** WRITTEN TASK **
Find the string "name" in the listing and report every line that has it.

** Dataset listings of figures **
## begin

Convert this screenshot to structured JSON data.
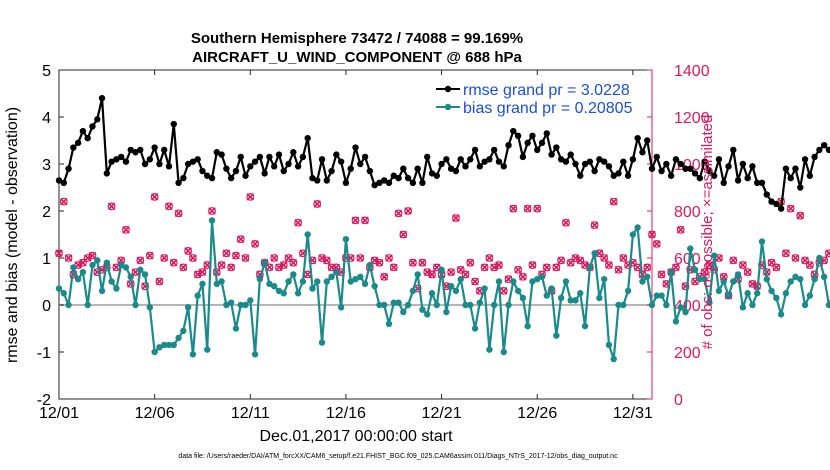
{
  "chart_data": {
    "type": "line",
    "title": "Southern Hemisphere 73472 / 74088 = 99.169%",
    "subtitle": "AIRCRAFT_U_WIND_COMPONENT @ 688 hPa",
    "xlabel": "Dec.01,2017 00:00:00 start",
    "ylabel": "rmse and bias (model - observation)",
    "ylabel_right": "# of obs: o=possible; ×=assimilated",
    "xlim": [
      0,
      31
    ],
    "ylim": [
      -2,
      5
    ],
    "ylim_right": [
      0,
      1400
    ],
    "x_ticks": [
      0,
      5,
      10,
      15,
      20,
      25,
      30
    ],
    "x_tick_labels": [
      "12/01",
      "12/06",
      "12/11",
      "12/16",
      "12/21",
      "12/26",
      "12/31"
    ],
    "y_ticks": [
      -2,
      -1,
      0,
      1,
      2,
      3,
      4,
      5
    ],
    "y_tick_labels": [
      "-2",
      "-1",
      "0",
      "1",
      "2",
      "3",
      "4",
      "5"
    ],
    "y_right_ticks": [
      0,
      200,
      400,
      600,
      800,
      1000,
      1200,
      1400
    ],
    "y_right_tick_labels": [
      "0",
      "200",
      "400",
      "600",
      "800",
      "1000",
      "1200",
      "1400"
    ],
    "x_step_days": 0.25,
    "legend_position": "top-right",
    "series": [
      {
        "name": "rmse grand pr = 3.0228",
        "color": "#000000",
        "marker": "filled-circle",
        "values": [
          2.65,
          2.6,
          2.9,
          3.35,
          3.45,
          3.7,
          3.55,
          3.8,
          3.95,
          4.4,
          2.8,
          3.05,
          3.1,
          3.15,
          3.05,
          3.3,
          3.25,
          3.3,
          3.0,
          3.1,
          3.35,
          3.0,
          3.3,
          2.95,
          3.85,
          2.6,
          2.7,
          3.0,
          3.05,
          3.1,
          2.85,
          2.75,
          2.7,
          3.25,
          3.2,
          2.9,
          2.7,
          2.85,
          3.15,
          2.75,
          2.95,
          3.05,
          3.15,
          2.8,
          3.15,
          2.95,
          3.2,
          2.85,
          3.0,
          3.25,
          2.95,
          3.15,
          3.55,
          2.7,
          2.65,
          3.1,
          2.65,
          2.85,
          3.2,
          3.05,
          2.6,
          2.9,
          3.35,
          3.0,
          3.15,
          2.85,
          2.55,
          2.6,
          2.65,
          2.6,
          2.75,
          2.7,
          2.9,
          2.7,
          2.6,
          2.9,
          2.6,
          3.15,
          2.8,
          2.75,
          3.0,
          3.1,
          2.9,
          2.85,
          3.1,
          2.95,
          3.1,
          3.3,
          2.95,
          3.05,
          3.1,
          3.3,
          3.05,
          2.95,
          3.4,
          3.7,
          3.6,
          3.15,
          3.45,
          3.6,
          3.3,
          3.45,
          3.65,
          3.2,
          3.35,
          3.1,
          3.05,
          3.2,
          3.0,
          2.75,
          3.0,
          3.05,
          2.85,
          3.1,
          3.05,
          2.95,
          2.75,
          2.8,
          3.05,
          2.75,
          3.1,
          3.55,
          3.25,
          3.5,
          2.9,
          3.15,
          2.85,
          3.0,
          2.75,
          3.1,
          3.0,
          2.9,
          2.9,
          2.8,
          2.7,
          3.05,
          2.85,
          2.75,
          3.1,
          2.6,
          2.95,
          3.3,
          2.65,
          3.0,
          2.7,
          2.95,
          2.6,
          2.6,
          2.35,
          2.2,
          2.15,
          2.05,
          2.9,
          2.7,
          2.9,
          2.5,
          3.1,
          2.75,
          3.15,
          3.3,
          3.4,
          3.3,
          3.2,
          3.8,
          2.7,
          3.45,
          2.7,
          2.95,
          2.95
        ]
      },
      {
        "name": "bias grand pr = 0.20805",
        "color": "#1a8a8a",
        "marker": "filled-circle",
        "values": [
          0.35,
          0.25,
          0.0,
          0.8,
          0.55,
          0.7,
          0.0,
          0.85,
          0.95,
          0.3,
          0.9,
          0.5,
          0.35,
          0.85,
          0.8,
          0.6,
          0.0,
          0.75,
          0.65,
          -0.05,
          -1.0,
          -0.9,
          -0.85,
          -0.85,
          -0.85,
          -0.7,
          -0.55,
          -0.05,
          -1.05,
          0.2,
          0.45,
          -0.95,
          1.8,
          0.45,
          0.5,
          0.0,
          0.05,
          -0.5,
          0.0,
          0.0,
          0.1,
          -1.05,
          0.55,
          0.9,
          0.45,
          0.4,
          0.3,
          0.25,
          0.5,
          0.65,
          0.25,
          0.5,
          1.5,
          0.35,
          0.5,
          -0.8,
          0.5,
          0.6,
          0.7,
          -0.05,
          1.4,
          0.5,
          0.55,
          0.6,
          0.45,
          0.85,
          0.4,
          0.0,
          0.0,
          -0.4,
          0.05,
          0.05,
          -0.15,
          0.0,
          0.3,
          0.65,
          -0.1,
          -0.2,
          0.25,
          0.0,
          0.75,
          -0.15,
          0.4,
          0.3,
          0.55,
          0.0,
          0.0,
          -0.5,
          0.05,
          0.35,
          -0.95,
          0.0,
          0.5,
          -1.0,
          0.0,
          0.5,
          0.3,
          0.15,
          -0.45,
          0.5,
          0.55,
          0.6,
          0.2,
          0.35,
          -0.65,
          0.15,
          0.5,
          0.1,
          0.1,
          0.25,
          -0.45,
          0.8,
          1.1,
          0.15,
          0.55,
          -0.85,
          -1.15,
          0.0,
          0.0,
          0.3,
          1.5,
          1.65,
          0.5,
          0.6,
          0.0,
          0.2,
          0.2,
          0.0,
          0.7,
          -0.35,
          -0.05,
          -0.15,
          1.2,
          0.75,
          0.55,
          0.55,
          0.05,
          1.05,
          0.3,
          0.5,
          0.2,
          0.5,
          0.65,
          -0.05,
          0.25,
          0.0,
          0.25,
          1.35,
          0.55,
          0.3,
          0.15,
          -0.2,
          0.25,
          0.5,
          0.6,
          0.55,
          0.0,
          0.2,
          0.55,
          1.0,
          0.6,
          0.0,
          0.25,
          0.3,
          0.1,
          1.25,
          0.05,
          0.55,
          -0.15,
          0.0,
          -0.45
        ]
      }
    ],
    "obs_possible": [
      620,
      840,
      600,
      530,
      570,
      580,
      600,
      610,
      540,
      550,
      560,
      820,
      560,
      590,
      720,
      490,
      540,
      590,
      480,
      610,
      860,
      500,
      600,
      820,
      580,
      790,
      560,
      630,
      600,
      530,
      540,
      570,
      800,
      540,
      570,
      620,
      560,
      610,
      680,
      600,
      860,
      660,
      530,
      580,
      560,
      600,
      560,
      570,
      600,
      580,
      750,
      620,
      530,
      590,
      830,
      600,
      590,
      560,
      560,
      540,
      600,
      600,
      760,
      600,
      760,
      560,
      590,
      580,
      520,
      600,
      560,
      790,
      700,
      800,
      580,
      470,
      580,
      540,
      530,
      560,
      530,
      480,
      540,
      770,
      550,
      530,
      580,
      500,
      460,
      560,
      600,
      560,
      570,
      460,
      510,
      810,
      550,
      520,
      810,
      570,
      810,
      530,
      560,
      460,
      560,
      590,
      750,
      580,
      600,
      590,
      570,
      560,
      740,
      620,
      600,
      570,
      840,
      550,
      600,
      570,
      580,
      560,
      530,
      560,
      700,
      660,
      530,
      490,
      540,
      560,
      720,
      480,
      550,
      500,
      520,
      540,
      570,
      550,
      600,
      520,
      440,
      590,
      510,
      570,
      540,
      490,
      480,
      570,
      540,
      580,
      560,
      840,
      620,
      810,
      600,
      780,
      590,
      570,
      530,
      580,
      590,
      620,
      560,
      580,
      690,
      600,
      580,
      550,
      500,
      450,
      560,
      860,
      650,
      540,
      600,
      570,
      600,
      550,
      520,
      560,
      630,
      650,
      450,
      510,
      600,
      620,
      560,
      0
    ],
    "obs_assimilated": [
      620,
      840,
      600,
      530,
      570,
      580,
      600,
      610,
      540,
      550,
      560,
      820,
      560,
      590,
      720,
      490,
      540,
      590,
      480,
      610,
      860,
      500,
      600,
      820,
      580,
      790,
      560,
      630,
      600,
      530,
      540,
      570,
      800,
      540,
      570,
      620,
      560,
      610,
      680,
      600,
      860,
      660,
      530,
      580,
      560,
      600,
      560,
      570,
      600,
      580,
      750,
      620,
      530,
      590,
      830,
      600,
      590,
      560,
      560,
      540,
      600,
      600,
      760,
      600,
      760,
      560,
      590,
      580,
      520,
      600,
      560,
      790,
      700,
      800,
      580,
      470,
      580,
      540,
      530,
      560,
      530,
      480,
      540,
      770,
      550,
      530,
      580,
      500,
      460,
      560,
      600,
      560,
      570,
      460,
      510,
      810,
      550,
      520,
      810,
      570,
      810,
      530,
      560,
      460,
      560,
      590,
      750,
      580,
      600,
      590,
      570,
      560,
      740,
      620,
      600,
      570,
      840,
      550,
      600,
      570,
      580,
      560,
      530,
      560,
      700,
      660,
      530,
      490,
      540,
      560,
      720,
      480,
      550,
      500,
      520,
      540,
      570,
      550,
      600,
      520,
      440,
      590,
      510,
      570,
      540,
      490,
      480,
      570,
      540,
      580,
      560,
      840,
      620,
      810,
      600,
      780,
      590,
      570,
      530,
      580,
      590,
      620,
      560,
      580,
      690,
      600,
      580,
      550,
      500,
      450,
      560,
      860,
      650,
      540,
      600,
      570,
      600,
      550,
      520,
      560,
      630,
      650,
      450,
      510,
      600,
      620,
      560,
      0
    ],
    "obs_color": "#d81b60",
    "zero_line": 0,
    "footnote": "data file: /Users/raeder/DAI/ATM_forcXX/CAM6_setup/f.e21.FHIST_BGC.f09_025.CAM6assim.011/Diags_NTrS_2017-12/obs_diag_output.nc"
  }
}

## end

** THE RESULT **
        "name": "rmse grand pr = 3.0228",
        "name": "bias grand pr = 0.20805",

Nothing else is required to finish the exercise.